*Aim of the task:* Select from the data all lines with the word "ХЛЕБ".

-------------------------

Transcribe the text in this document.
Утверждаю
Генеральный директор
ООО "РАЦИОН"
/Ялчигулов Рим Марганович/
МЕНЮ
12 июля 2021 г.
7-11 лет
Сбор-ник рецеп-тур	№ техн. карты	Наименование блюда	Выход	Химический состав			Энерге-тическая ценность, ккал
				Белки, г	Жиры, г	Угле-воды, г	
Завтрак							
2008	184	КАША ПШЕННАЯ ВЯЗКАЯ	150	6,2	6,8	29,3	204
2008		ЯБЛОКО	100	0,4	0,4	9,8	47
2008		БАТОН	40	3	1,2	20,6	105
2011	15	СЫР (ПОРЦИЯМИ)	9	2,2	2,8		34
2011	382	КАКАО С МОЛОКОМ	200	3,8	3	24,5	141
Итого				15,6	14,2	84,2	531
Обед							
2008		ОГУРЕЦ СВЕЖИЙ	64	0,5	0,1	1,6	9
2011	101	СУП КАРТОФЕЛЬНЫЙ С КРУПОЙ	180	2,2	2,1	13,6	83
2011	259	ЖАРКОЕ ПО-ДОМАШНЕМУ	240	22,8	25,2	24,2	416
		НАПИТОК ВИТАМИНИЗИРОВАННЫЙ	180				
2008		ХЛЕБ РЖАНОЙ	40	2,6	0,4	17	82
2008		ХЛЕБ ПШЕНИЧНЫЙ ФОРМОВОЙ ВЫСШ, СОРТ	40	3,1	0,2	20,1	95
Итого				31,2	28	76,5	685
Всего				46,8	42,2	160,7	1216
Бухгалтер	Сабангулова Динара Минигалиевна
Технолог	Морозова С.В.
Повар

-------------------------

*Complete response:*
2008		ХЛЕБ РЖАНОЙ	40	2,6	0,4	17	82
2008		ХЛЕБ ПШЕНИЧНЫЙ ФОРМОВОЙ ВЫСШ, СОРТ	40	3,1	0,2	20,1	95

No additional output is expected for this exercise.